**EXERCISE OBJECTIVE**
Reproduce the full set of records that follow, exactly as shown.

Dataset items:
+---+

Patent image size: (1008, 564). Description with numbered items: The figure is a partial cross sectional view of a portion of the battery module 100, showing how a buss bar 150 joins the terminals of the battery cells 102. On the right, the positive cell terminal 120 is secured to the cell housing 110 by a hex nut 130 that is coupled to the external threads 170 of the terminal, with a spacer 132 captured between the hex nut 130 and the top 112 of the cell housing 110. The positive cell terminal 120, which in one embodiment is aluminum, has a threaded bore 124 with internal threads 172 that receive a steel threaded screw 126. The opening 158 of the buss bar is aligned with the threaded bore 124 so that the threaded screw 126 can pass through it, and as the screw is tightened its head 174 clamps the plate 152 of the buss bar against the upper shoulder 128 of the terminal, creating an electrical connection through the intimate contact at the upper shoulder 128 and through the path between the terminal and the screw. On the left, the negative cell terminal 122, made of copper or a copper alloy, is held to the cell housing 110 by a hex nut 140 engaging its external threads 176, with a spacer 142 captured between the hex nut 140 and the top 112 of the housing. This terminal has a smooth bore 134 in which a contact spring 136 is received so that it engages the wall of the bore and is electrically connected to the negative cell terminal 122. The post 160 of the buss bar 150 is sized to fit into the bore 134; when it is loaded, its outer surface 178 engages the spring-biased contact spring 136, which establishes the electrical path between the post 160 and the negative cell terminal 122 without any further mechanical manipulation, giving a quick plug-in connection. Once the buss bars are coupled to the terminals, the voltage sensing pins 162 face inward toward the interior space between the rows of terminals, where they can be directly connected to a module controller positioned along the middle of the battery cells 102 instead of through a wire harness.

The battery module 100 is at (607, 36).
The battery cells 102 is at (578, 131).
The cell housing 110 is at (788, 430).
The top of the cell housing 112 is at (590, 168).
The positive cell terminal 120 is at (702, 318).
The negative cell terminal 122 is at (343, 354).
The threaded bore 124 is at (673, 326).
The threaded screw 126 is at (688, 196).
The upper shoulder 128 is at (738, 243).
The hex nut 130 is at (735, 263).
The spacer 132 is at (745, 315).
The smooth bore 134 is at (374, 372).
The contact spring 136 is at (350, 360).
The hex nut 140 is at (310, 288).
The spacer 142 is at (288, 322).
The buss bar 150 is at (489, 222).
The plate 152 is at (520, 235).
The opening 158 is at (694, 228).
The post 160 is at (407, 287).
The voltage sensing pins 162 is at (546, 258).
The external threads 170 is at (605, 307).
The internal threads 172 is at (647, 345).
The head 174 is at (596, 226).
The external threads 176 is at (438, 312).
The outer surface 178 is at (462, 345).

+---+

**ANSWER FOR THE TASK**
Patent image size: (1008, 564). Description with numbered items: The figure is a partial cross sectional view of a portion of the battery module 100, showing how a buss bar 150 joins the terminals of the battery cells 102. On the right, the positive cell terminal 120 is secured to the cell housing 110 by a hex nut 130 that is coupled to the external threads 170 of the terminal, with a spacer 132 captured between the hex nut 130 and the top 112 of the cell housing 110. The positive cell terminal 120, which in one embodiment is aluminum, has a threaded bore 124 with internal threads 172 that receive a steel threaded screw 126. The opening 158 of the buss bar is aligned with the threaded bore 124 so that the threaded screw 126 can pass through it, and as the screw is tightened its head 174 clamps the plate 152 of the buss bar against the upper shoulder 128 of the terminal, creating an electrical connection through the intimate contact at the upper shoulder 128 and through the path between the terminal and the screw. On the left, the negative cell terminal 122, made of copper or a copper alloy, is held to the cell housing 110 by a hex nut 140 engaging its external threads 176, with a spacer 142 captured between the hex nut 140 and the top 112 of the housing. This terminal has a smooth bore 134 in which a contact spring 136 is received so that it engages the wall of the bore and is electrically connected to the negative cell terminal 122. The post 160 of the buss bar 150 is sized to fit into the bore 134; when it is loaded, its outer surface 178 engages the spring-biased contact spring 136, which establishes the electrical path between the post 160 and the negative cell terminal 122 without any further mechanical manipulation, giving a quick plug-in connection. Once the buss bars are coupled to the terminals, the voltage sensing pins 162 face inward toward the interior space between the rows of terminals, where they can be directly connected to a module controller positioned along the middle of the battery cells 102 instead of through a wire harness.

The battery module 100 is at (607, 36).
The battery cells 102 is at (578, 131).
The cell housing 110 is at (788, 430).
The top of the cell housing 112 is at (590, 168).
The positive cell terminal 120 is at (702, 318).
The negative cell terminal 122 is at (343, 354).
The threaded bore 124 is at (673, 326).
The threaded screw 126 is at (688, 196).
The upper shoulder 128 is at (738, 243).
The hex nut 130 is at (735, 263).
The spacer 132 is at (745, 315).
The smooth bore 134 is at (374, 372).
The contact spring 136 is at (350, 360).
The hex nut 140 is at (310, 288).
The spacer 142 is at (288, 322).
The buss bar 150 is at (489, 222).
The plate 152 is at (520, 235).
The opening 158 is at (694, 228).
The post 160 is at (407, 287).
The voltage sensing pins 162 is at (546, 258).
The external threads 170 is at (605, 307).
The internal threads 172 is at (647, 345).
The head 174 is at (596, 226).
The external threads 176 is at (438, 312).
The outer surface 178 is at (462, 345).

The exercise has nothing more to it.